--- Start Supplied records ---
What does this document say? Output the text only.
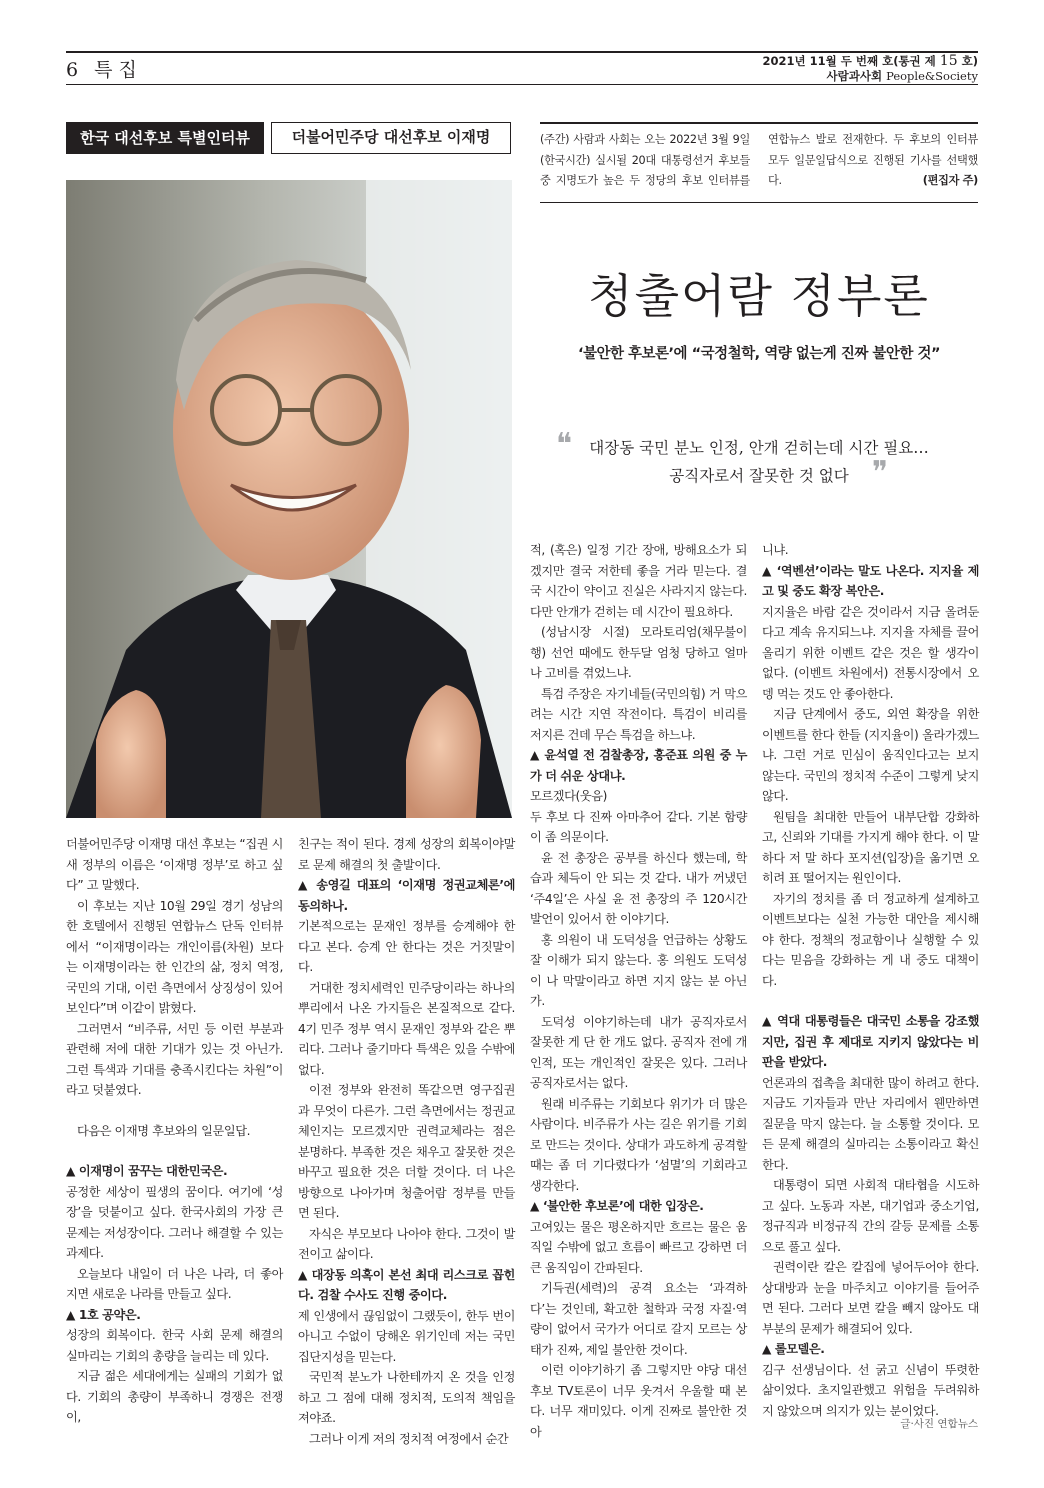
6 특 집	2021년 11월 두 번째 호(통권 제 15 호)
사람과사회 People&Society
한국 대선후보 특별인터뷰	더불어민주당 대선후보 이재명	(주간) 사람과 사회는 오는 2022년 3월 9일(한국시간) 실시될 20대 대통령선거 후보들 중 지명도가 높은 두 정당의 후보 인터뷰를 연합뉴스 발로 전재한다. 두 후보의 인터뷰 모두 일문일답식으로 진행된 기사를 선택했다.	(편집자 주)
청출어람 정부론
‘불안한 후보론’에 “국정철학, 역량 없는게 진짜 불안한 것”
❝	대장동 국민 분노 인정, 안개 걷히는데 시간 필요…
공직자로서 잘못한 것 없다 ❞

더불어민주당 이재명 대선 후보는 “집권 시 새 정부의 이름은 ‘이재명 정부’로 하고 싶다” 고 말했다.

이 후보는 지난 10월 29일 경기 성남의 한 호텔에서 진행된 연합뉴스 단독 인터뷰에서 “이재명이라는 개인이름(차원) 보다는 이재명이라는 한 인간의 삶, 정치 역정, 국민의 기대, 이런 측면에서 상징성이 있어 보인다”며 이같이 밝혔다.

그러면서 “비주류, 서민 등 이런 부분과 관련해 저에 대한 기대가 있는 것 아닌가. 그런 특색과 기대를 충족시킨다는 차원”이라고 덧붙였다.

다음은 이재명 후보와의 일문일답.

▲ 이재명이 꿈꾸는 대한민국은.

공정한 세상이 필생의 꿈이다. 여기에 ‘성장’을 덧붙이고 싶다. 한국사회의 가장 큰 문제는 저성장이다. 그러나 해결할 수 있는 과제다.

오늘보다 내일이 더 나은 나라, 더 좋아지면 새로운 나라를 만들고 싶다.

▲ 1호 공약은.

성장의 회복이다. 한국 사회 문제 해결의 실마리는 기회의 총량을 늘리는 데 있다.

지금 젊은 세대에게는 실패의 기회가 없다. 기회의 총량이 부족하니 경쟁은 전쟁이,

친구는 적이 된다. 경제 성장의 회복이야말로 문제 해결의 첫 출발이다.

▲ 송영길 대표의 ‘이재명 정권교체론’에 동의하나.

기본적으로는 문재인 정부를 승계해야 한다고 본다. 승계 안 한다는 것은 거짓말이다.

거대한 정치세력인 민주당이라는 하나의 뿌리에서 나온 가지들은 본질적으로 같다. 4기 민주 정부 역시 문재인 정부와 같은 뿌리다. 그러나 줄기마다 특색은 있을 수밖에 없다.

이전 정부와 완전히 똑같으면 영구집권과 무엇이 다른가. 그런 측면에서는 정권교체인지는 모르겠지만 권력교체라는 점은 분명하다. 부족한 것은 채우고 잘못한 것은 바꾸고 필요한 것은 더할 것이다. 더 나은 방향으로 나아가며 청출어람 정부를 만들면 된다.

자식은 부모보다 나아야 한다. 그것이 발전이고 삶이다.

▲ 대장동 의혹이 본선 최대 리스크로 꼽힌다. 검찰 수사도 진행 중이다.

제 인생에서 끊임없이 그랬듯이, 한두 번이 아니고 수없이 당해온 위기인데 저는 국민 집단지성을 믿는다.

국민적 분노가 나한테까지 온 것을 인정하고 그 점에 대해 정치적, 도의적 책임을 져야죠.

그러나 이게 저의 정치적 여정에서 순간

적, (혹은) 일정 기간 장애, 방해요소가 되겠지만 결국 저한테 좋을 거라 믿는다. 결국 시간이 약이고 진실은 사라지지 않는다. 다만 안개가 걷히는 데 시간이 필요하다.

(성남시장 시절) 모라토리엄(채무불이행) 선언 때에도 한두달 엄청 당하고 얼마나 고비를 겪었느냐.

특검 주장은 자기네들(국민의힘) 거 막으려는 시간 지연 작전이다. 특검이 비리를 저지른 건데 무슨 특검을 하느냐.

▲ 윤석열 전 검찰총장, 홍준표 의원 중 누가 더 쉬운 상대냐.

모르겠다(웃음)

두 후보 다 진짜 아마추어 같다. 기본 함량이 좀 의문이다.

윤 전 총장은 공부를 하신다 했는데, 학습과 체득이 안 되는 것 같다. 내가 꺼냈던 ‘주4일’은 사실 윤 전 총장의 주 120시간 발언이 있어서 한 이야기다.

홍 의원이 내 도덕성을 언급하는 상황도 잘 이해가 되지 않는다. 홍 의원도 도덕성이 나 막말이라고 하면 지지 않는 분 아닌가.

도덕성 이야기하는데 내가 공직자로서 잘못한 게 단 한 개도 없다. 공직자 전에 개인적, 또는 개인적인 잘못은 있다. 그러나 공직자로서는 없다.

원래 비주류는 기회보다 위기가 더 많은 사람이다. 비주류가 사는 길은 위기를 기회로 만드는 것이다. 상대가 과도하게 공격할 때는 좀 더 기다렸다가 ‘섬멸’의 기회라고 생각한다.

▲ ‘불안한 후보론’에 대한 입장은.

고여있는 물은 평온하지만 흐르는 물은 움직일 수밖에 없고 흐름이 빠르고 강하면 더 큰 움직임이 간파된다.

기득권(세력)의 공격 요소는 ‘과격하다’는 것인데, 확고한 철학과 국정 자질·역량이 없어서 국가가 어디로 갈지 모르는 상태가 진짜, 제일 불안한 것이다.

이런 이야기하기 좀 그렇지만 야당 대선후보 TV토론이 너무 웃겨서 우울할 때 본다. 너무 재미있다. 이게 진짜로 불안한 것 아

니냐.

▲ ‘역벤션’이라는 말도 나온다. 지지율 제고 및 중도 확장 복안은.

지지율은 바람 같은 것이라서 지금 올려둔다고 계속 유지되느냐. 지지율 자체를 끌어올리기 위한 이벤트 같은 것은 할 생각이 없다. (이벤트 차원에서) 전통시장에서 오뎅 먹는 것도 안 좋아한다.

지금 단계에서 중도, 외연 확장을 위한 이벤트를 한다 한들 (지지율이) 올라가겠느냐. 그런 거로 민심이 움직인다고는 보지 않는다. 국민의 정치적 수준이 그렇게 낮지 않다.

원팀을 최대한 만들어 내부단합 강화하고, 신뢰와 기대를 가지게 해야 한다. 이 말 하다 저 말 하다 포지션(입장)을 옮기면 오히려 표 떨어지는 원인이다.

자기의 정치를 좀 더 정교하게 설계하고 이벤트보다는 실천 가능한 대안을 제시해야 한다. 정책의 정교함이나 실행할 수 있다는 믿음을 강화하는 게 내 중도 대책이다.

▲ 역대 대통령들은 대국민 소통을 강조했지만, 집권 후 제대로 지키지 않았다는 비판을 받았다.

언론과의 접촉을 최대한 많이 하려고 한다. 지금도 기자들과 만난 자리에서 웬만하면 질문을 막지 않는다. 늘 소통할 것이다. 모든 문제 해결의 실마리는 소통이라고 확신한다.

대통령이 되면 사회적 대타협을 시도하고 싶다. 노동과 자본, 대기업과 중소기업, 정규직과 비정규직 간의 갈등 문제를 소통으로 풀고 싶다.

권력이란 칼은 칼집에 넣어두어야 한다. 상대방과 눈을 마주치고 이야기를 들어주면 된다. 그러다 보면 칼을 빼지 않아도 대부분의 문제가 해결되어 있다.

▲ 롤모델은.

김구 선생님이다. 선 굵고 신념이 뚜렷한 삶이었다. 초지일관했고 위험을 두려워하지 않았으며 의지가 있는 분이었다.

글·사진 연합뉴스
--- End Supplied records ---
* _Written instruction_: Copy every line of the data word for word, omitting the images.

* _Completed task_:
What does this document say? Output the text only.
6 특 집	2021년 11월 두 번째 호(통권 제 15 호)
사람과사회 People&Society
한국 대선후보 특별인터뷰	더불어민주당 대선후보 이재명	(주간) 사람과 사회는 오는 2022년 3월 9일(한국시간) 실시될 20대 대통령선거 후보들 중 지명도가 높은 두 정당의 후보 인터뷰를 연합뉴스 발로 전재한다. 두 후보의 인터뷰 모두 일문일답식으로 진행된 기사를 선택했다.	(편집자 주)
청출어람 정부론
‘불안한 후보론’에 “국정철학, 역량 없는게 진짜 불안한 것”
❝	대장동 국민 분노 인정, 안개 걷히는데 시간 필요…
공직자로서 잘못한 것 없다 ❞

더불어민주당 이재명 대선 후보는 “집권 시 새 정부의 이름은 ‘이재명 정부’로 하고 싶다” 고 말했다.

이 후보는 지난 10월 29일 경기 성남의 한 호텔에서 진행된 연합뉴스 단독 인터뷰에서 “이재명이라는 개인이름(차원) 보다는 이재명이라는 한 인간의 삶, 정치 역정, 국민의 기대, 이런 측면에서 상징성이 있어 보인다”며 이같이 밝혔다.

그러면서 “비주류, 서민 등 이런 부분과 관련해 저에 대한 기대가 있는 것 아닌가. 그런 특색과 기대를 충족시킨다는 차원”이라고 덧붙였다.

다음은 이재명 후보와의 일문일답.

▲ 이재명이 꿈꾸는 대한민국은.

공정한 세상이 필생의 꿈이다. 여기에 ‘성장’을 덧붙이고 싶다. 한국사회의 가장 큰 문제는 저성장이다. 그러나 해결할 수 있는 과제다.

오늘보다 내일이 더 나은 나라, 더 좋아지면 새로운 나라를 만들고 싶다.

▲ 1호 공약은.

성장의 회복이다. 한국 사회 문제 해결의 실마리는 기회의 총량을 늘리는 데 있다.

지금 젊은 세대에게는 실패의 기회가 없다. 기회의 총량이 부족하니 경쟁은 전쟁이,

친구는 적이 된다. 경제 성장의 회복이야말로 문제 해결의 첫 출발이다.

▲ 송영길 대표의 ‘이재명 정권교체론’에 동의하나.

기본적으로는 문재인 정부를 승계해야 한다고 본다. 승계 안 한다는 것은 거짓말이다.

거대한 정치세력인 민주당이라는 하나의 뿌리에서 나온 가지들은 본질적으로 같다. 4기 민주 정부 역시 문재인 정부와 같은 뿌리다. 그러나 줄기마다 특색은 있을 수밖에 없다.

이전 정부와 완전히 똑같으면 영구집권과 무엇이 다른가. 그런 측면에서는 정권교체인지는 모르겠지만 권력교체라는 점은 분명하다. 부족한 것은 채우고 잘못한 것은 바꾸고 필요한 것은 더할 것이다. 더 나은 방향으로 나아가며 청출어람 정부를 만들면 된다.

자식은 부모보다 나아야 한다. 그것이 발전이고 삶이다.

▲ 대장동 의혹이 본선 최대 리스크로 꼽힌다. 검찰 수사도 진행 중이다.

제 인생에서 끊임없이 그랬듯이, 한두 번이 아니고 수없이 당해온 위기인데 저는 국민 집단지성을 믿는다.

국민적 분노가 나한테까지 온 것을 인정하고 그 점에 대해 정치적, 도의적 책임을 져야죠.

그러나 이게 저의 정치적 여정에서 순간

적, (혹은) 일정 기간 장애, 방해요소가 되겠지만 결국 저한테 좋을 거라 믿는다. 결국 시간이 약이고 진실은 사라지지 않는다. 다만 안개가 걷히는 데 시간이 필요하다.

(성남시장 시절) 모라토리엄(채무불이행) 선언 때에도 한두달 엄청 당하고 얼마나 고비를 겪었느냐.

특검 주장은 자기네들(국민의힘) 거 막으려는 시간 지연 작전이다. 특검이 비리를 저지른 건데 무슨 특검을 하느냐.

▲ 윤석열 전 검찰총장, 홍준표 의원 중 누가 더 쉬운 상대냐.

모르겠다(웃음)

두 후보 다 진짜 아마추어 같다. 기본 함량이 좀 의문이다.

윤 전 총장은 공부를 하신다 했는데, 학습과 체득이 안 되는 것 같다. 내가 꺼냈던 ‘주4일’은 사실 윤 전 총장의 주 120시간 발언이 있어서 한 이야기다.

홍 의원이 내 도덕성을 언급하는 상황도 잘 이해가 되지 않는다. 홍 의원도 도덕성이 나 막말이라고 하면 지지 않는 분 아닌가.

도덕성 이야기하는데 내가 공직자로서 잘못한 게 단 한 개도 없다. 공직자 전에 개인적, 또는 개인적인 잘못은 있다. 그러나 공직자로서는 없다.

원래 비주류는 기회보다 위기가 더 많은 사람이다. 비주류가 사는 길은 위기를 기회로 만드는 것이다. 상대가 과도하게 공격할 때는 좀 더 기다렸다가 ‘섬멸’의 기회라고 생각한다.

▲ ‘불안한 후보론’에 대한 입장은.

고여있는 물은 평온하지만 흐르는 물은 움직일 수밖에 없고 흐름이 빠르고 강하면 더 큰 움직임이 간파된다.

기득권(세력)의 공격 요소는 ‘과격하다’는 것인데, 확고한 철학과 국정 자질·역량이 없어서 국가가 어디로 갈지 모르는 상태가 진짜, 제일 불안한 것이다.

이런 이야기하기 좀 그렇지만 야당 대선후보 TV토론이 너무 웃겨서 우울할 때 본다. 너무 재미있다. 이게 진짜로 불안한 것 아

니냐.

▲ ‘역벤션’이라는 말도 나온다. 지지율 제고 및 중도 확장 복안은.

지지율은 바람 같은 것이라서 지금 올려둔다고 계속 유지되느냐. 지지율 자체를 끌어올리기 위한 이벤트 같은 것은 할 생각이 없다. (이벤트 차원에서) 전통시장에서 오뎅 먹는 것도 안 좋아한다.

지금 단계에서 중도, 외연 확장을 위한 이벤트를 한다 한들 (지지율이) 올라가겠느냐. 그런 거로 민심이 움직인다고는 보지 않는다. 국민의 정치적 수준이 그렇게 낮지 않다.

원팀을 최대한 만들어 내부단합 강화하고, 신뢰와 기대를 가지게 해야 한다. 이 말 하다 저 말 하다 포지션(입장)을 옮기면 오히려 표 떨어지는 원인이다.

자기의 정치를 좀 더 정교하게 설계하고 이벤트보다는 실천 가능한 대안을 제시해야 한다. 정책의 정교함이나 실행할 수 있다는 믿음을 강화하는 게 내 중도 대책이다.

▲ 역대 대통령들은 대국민 소통을 강조했지만, 집권 후 제대로 지키지 않았다는 비판을 받았다.

언론과의 접촉을 최대한 많이 하려고 한다. 지금도 기자들과 만난 자리에서 웬만하면 질문을 막지 않는다. 늘 소통할 것이다. 모든 문제 해결의 실마리는 소통이라고 확신한다.

대통령이 되면 사회적 대타협을 시도하고 싶다. 노동과 자본, 대기업과 중소기업, 정규직과 비정규직 간의 갈등 문제를 소통으로 풀고 싶다.

권력이란 칼은 칼집에 넣어두어야 한다. 상대방과 눈을 마주치고 이야기를 들어주면 된다. 그러다 보면 칼을 빼지 않아도 대부분의 문제가 해결되어 있다.

▲ 롤모델은.

김구 선생님이다. 선 굵고 신념이 뚜렷한 삶이었다. 초지일관했고 위험을 두려워하지 않았으며 의지가 있는 분이었다.

글·사진 연합뉴스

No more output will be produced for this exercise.